■ Stated problem ■
Hunt for the word "image" across the entries below, copying each line that holds it.

■ Data records ■
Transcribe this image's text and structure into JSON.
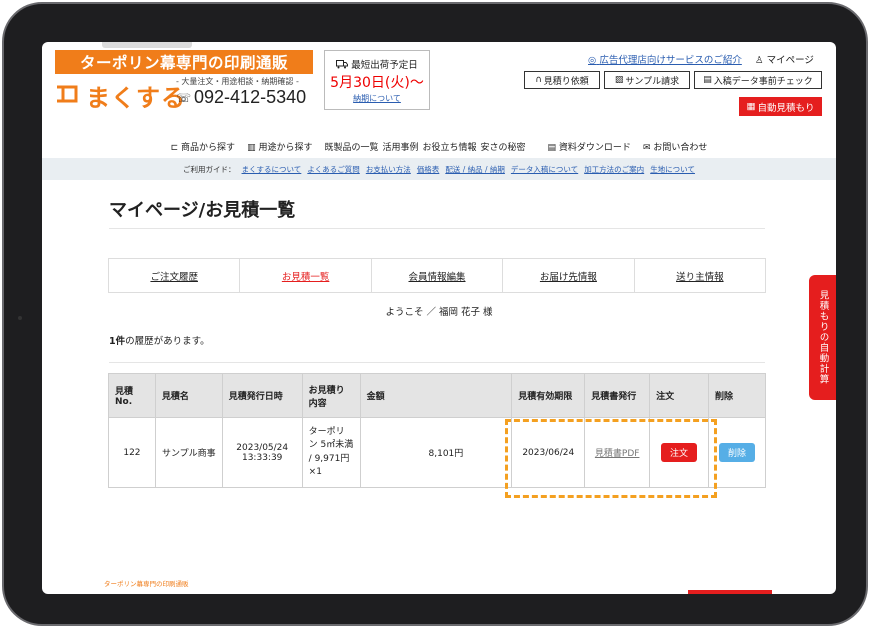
{
  "header": {
    "banner": "ターポリン幕専門の印刷通販",
    "logo_name": "まくする",
    "tagline": "- 大量注文・用途相談・納期確認 -",
    "phone": "092-412-5340",
    "ship_label": "最短出荷予定日",
    "ship_date": "5月30日(火)〜",
    "ship_link": "納期について",
    "agency_link": "広告代理店向けサービスのご紹介",
    "mypage": "マイページ",
    "buttons": [
      "見積り依頼",
      "サンプル請求",
      "入稿データ事前チェック"
    ],
    "auto_estimate": "自動見積もり"
  },
  "nav": {
    "items": [
      "商品から探す",
      "用途から探す",
      "既製品の一覧",
      "活用事例",
      "お役立ち情報",
      "安さの秘密",
      "資料ダウンロード",
      "お問い合わせ"
    ]
  },
  "guide": {
    "label": "ご利用ガイド：",
    "links": [
      "まくするについて",
      "よくあるご質問",
      "お支払い方法",
      "価格表",
      "配送 / 納品 / 納期",
      "データ入稿について",
      "加工方法のご案内",
      "生地について"
    ]
  },
  "page": {
    "title": "マイページ/お見積一覧",
    "tabs": [
      "ご注文履歴",
      "お見積一覧",
      "会員情報編集",
      "お届け先情報",
      "送り主情報"
    ],
    "welcome": "ようこそ ／ 福岡 花子 様",
    "count_num": "1件",
    "count_text": "の履歴があります。"
  },
  "table": {
    "headers": [
      "見積No.",
      "見積名",
      "見積発行日時",
      "お見積り内容",
      "金額",
      "見積有効期限",
      "見積書発行",
      "注文",
      "削除"
    ],
    "rows": [
      {
        "no": "122",
        "name": "サンプル商事",
        "issued": "2023/05/24 13:33:39",
        "content": "ターポリン 5㎡未満 / 9,971円 ×1",
        "amount": "8,101円",
        "expiry": "2023/06/24",
        "pdf": "見積書PDF",
        "order": "注文",
        "delete": "削除"
      }
    ]
  },
  "side_tab": "見積もりの自動計算",
  "footer": {
    "brand": "ターポリン幕専門の印刷通販"
  },
  "colors": {
    "brand_orange": "#f07d1a",
    "accent_red": "#e51e1e",
    "link_blue": "#2a5db0",
    "highlight": "#f4a020",
    "delete_blue": "#56aee6"
  }
}
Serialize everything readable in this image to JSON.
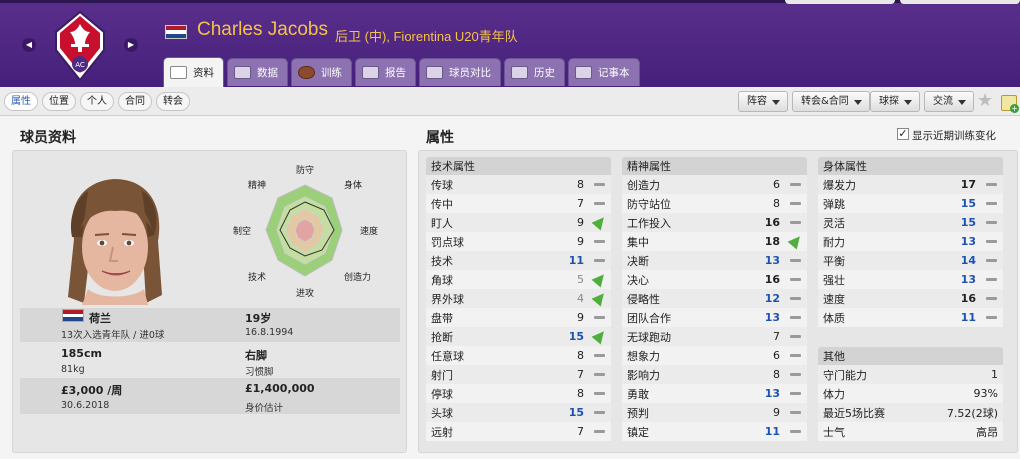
{
  "header": {
    "player_name": "Charles Jacobs",
    "role": "后卫 (中), Fiorentina U20青年队",
    "tabs": [
      "资料",
      "数据",
      "训练",
      "报告",
      "球员对比",
      "历史",
      "记事本"
    ]
  },
  "toolbar": {
    "sub_tabs": [
      "属性",
      "位置",
      "个人",
      "合同",
      "转会"
    ],
    "dropdowns": [
      "阵容",
      "转会&合同",
      "球探",
      "交流"
    ]
  },
  "left": {
    "title": "球员资料",
    "radar_labels": [
      "防守",
      "身体",
      "速度",
      "创造力",
      "进攻",
      "技术",
      "制空",
      "精神"
    ],
    "nationality": "荷兰",
    "caps": "13次入选青年队 / 进0球",
    "age": "19岁",
    "dob": "16.8.1994",
    "height": "185cm",
    "weight": "81kg",
    "foot": "右脚",
    "foot_label": "习惯脚",
    "wage": "£3,000 /周",
    "contract_end": "30.6.2018",
    "value": "£1,400,000",
    "value_label": "身价估计"
  },
  "right": {
    "title": "属性",
    "train_label": "显示近期训练变化",
    "technical": {
      "header": "技术属性",
      "rows": [
        {
          "name": "传球",
          "value": "8",
          "trend": "flat",
          "tone": "n"
        },
        {
          "name": "传中",
          "value": "7",
          "trend": "flat",
          "tone": "n"
        },
        {
          "name": "盯人",
          "value": "9",
          "trend": "up",
          "tone": "n"
        },
        {
          "name": "罚点球",
          "value": "9",
          "trend": "flat",
          "tone": "n"
        },
        {
          "name": "技术",
          "value": "11",
          "trend": "flat",
          "tone": "b"
        },
        {
          "name": "角球",
          "value": "5",
          "trend": "up",
          "tone": "g"
        },
        {
          "name": "界外球",
          "value": "4",
          "trend": "up",
          "tone": "g"
        },
        {
          "name": "盘带",
          "value": "9",
          "trend": "flat",
          "tone": "n"
        },
        {
          "name": "抢断",
          "value": "15",
          "trend": "up",
          "tone": "b"
        },
        {
          "name": "任意球",
          "value": "8",
          "trend": "flat",
          "tone": "n"
        },
        {
          "name": "射门",
          "value": "7",
          "trend": "flat",
          "tone": "n"
        },
        {
          "name": "停球",
          "value": "8",
          "trend": "flat",
          "tone": "n"
        },
        {
          "name": "头球",
          "value": "15",
          "trend": "flat",
          "tone": "b"
        },
        {
          "name": "远射",
          "value": "7",
          "trend": "flat",
          "tone": "n"
        }
      ]
    },
    "mental": {
      "header": "精神属性",
      "rows": [
        {
          "name": "创造力",
          "value": "6",
          "trend": "flat",
          "tone": "n"
        },
        {
          "name": "防守站位",
          "value": "8",
          "trend": "flat",
          "tone": "n"
        },
        {
          "name": "工作投入",
          "value": "16",
          "trend": "flat",
          "tone": "k"
        },
        {
          "name": "集中",
          "value": "18",
          "trend": "up",
          "tone": "k"
        },
        {
          "name": "决断",
          "value": "13",
          "trend": "flat",
          "tone": "b"
        },
        {
          "name": "决心",
          "value": "16",
          "trend": "flat",
          "tone": "k"
        },
        {
          "name": "侵略性",
          "value": "12",
          "trend": "flat",
          "tone": "b"
        },
        {
          "name": "团队合作",
          "value": "13",
          "trend": "flat",
          "tone": "b"
        },
        {
          "name": "无球跑动",
          "value": "7",
          "trend": "flat",
          "tone": "n"
        },
        {
          "name": "想象力",
          "value": "6",
          "trend": "flat",
          "tone": "n"
        },
        {
          "name": "影响力",
          "value": "8",
          "trend": "flat",
          "tone": "n"
        },
        {
          "name": "勇敢",
          "value": "13",
          "trend": "flat",
          "tone": "b"
        },
        {
          "name": "预判",
          "value": "9",
          "trend": "flat",
          "tone": "n"
        },
        {
          "name": "镇定",
          "value": "11",
          "trend": "flat",
          "tone": "b"
        }
      ]
    },
    "physical": {
      "header": "身体属性",
      "rows": [
        {
          "name": "爆发力",
          "value": "17",
          "trend": "flat",
          "tone": "k"
        },
        {
          "name": "弹跳",
          "value": "15",
          "trend": "flat",
          "tone": "b"
        },
        {
          "name": "灵活",
          "value": "15",
          "trend": "flat",
          "tone": "b"
        },
        {
          "name": "耐力",
          "value": "13",
          "trend": "flat",
          "tone": "b"
        },
        {
          "name": "平衡",
          "value": "14",
          "trend": "flat",
          "tone": "b"
        },
        {
          "name": "强壮",
          "value": "13",
          "trend": "flat",
          "tone": "b"
        },
        {
          "name": "速度",
          "value": "16",
          "trend": "flat",
          "tone": "k"
        },
        {
          "name": "体质",
          "value": "11",
          "trend": "flat",
          "tone": "b"
        }
      ]
    },
    "other": {
      "header": "其他",
      "rows": [
        {
          "name": "守门能力",
          "value": "1"
        },
        {
          "name": "体力",
          "value": "93%"
        },
        {
          "name": "最近5场比赛",
          "value": "7.52(2球)"
        },
        {
          "name": "士气",
          "value": "高昂"
        }
      ]
    }
  },
  "colors": {
    "header": "#4e2a84",
    "accent_gold": "#f5c24a",
    "blue_value": "#1d52b3",
    "trend_up": "#4fae3d"
  }
}
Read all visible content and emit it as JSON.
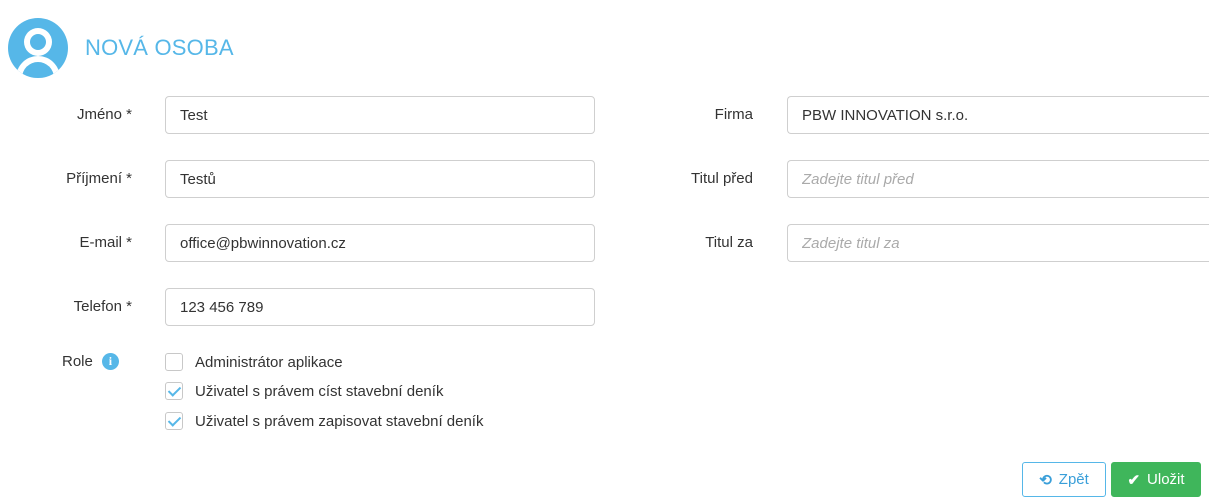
{
  "header": {
    "title": "NOVÁ OSOBA",
    "icon": "user-avatar-icon"
  },
  "form": {
    "first_name": {
      "label": "Jméno *",
      "value": "Test"
    },
    "last_name": {
      "label": "Příjmení *",
      "value": "Testů"
    },
    "email": {
      "label": "E-mail *",
      "value": "office@pbwinnovation.cz"
    },
    "phone": {
      "label": "Telefon *",
      "value": "123 456 789"
    },
    "company": {
      "label": "Firma",
      "value": "PBW INNOVATION s.r.o."
    },
    "title_before": {
      "label": "Titul před",
      "value": "",
      "placeholder": "Zadejte titul před"
    },
    "title_after": {
      "label": "Titul za",
      "value": "",
      "placeholder": "Zadejte titul za"
    }
  },
  "roles": {
    "label": "Role",
    "info_icon": "i",
    "items": [
      {
        "label": "Administrátor aplikace",
        "checked": false
      },
      {
        "label": "Uživatel s právem císt stavební deník",
        "checked": true
      },
      {
        "label": "Uživatel s právem zapisovat stavební deník",
        "checked": true
      }
    ]
  },
  "actions": {
    "back_label": "Zpět",
    "back_icon": "⟲",
    "save_label": "Uložit",
    "save_icon": "✔"
  },
  "colors": {
    "accent": "#56b7e8",
    "success": "#3fb65b"
  }
}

■ Worked solution ■
Transcribe this image's text and structure into JSON.
Serialize everything readable in this image to JSON.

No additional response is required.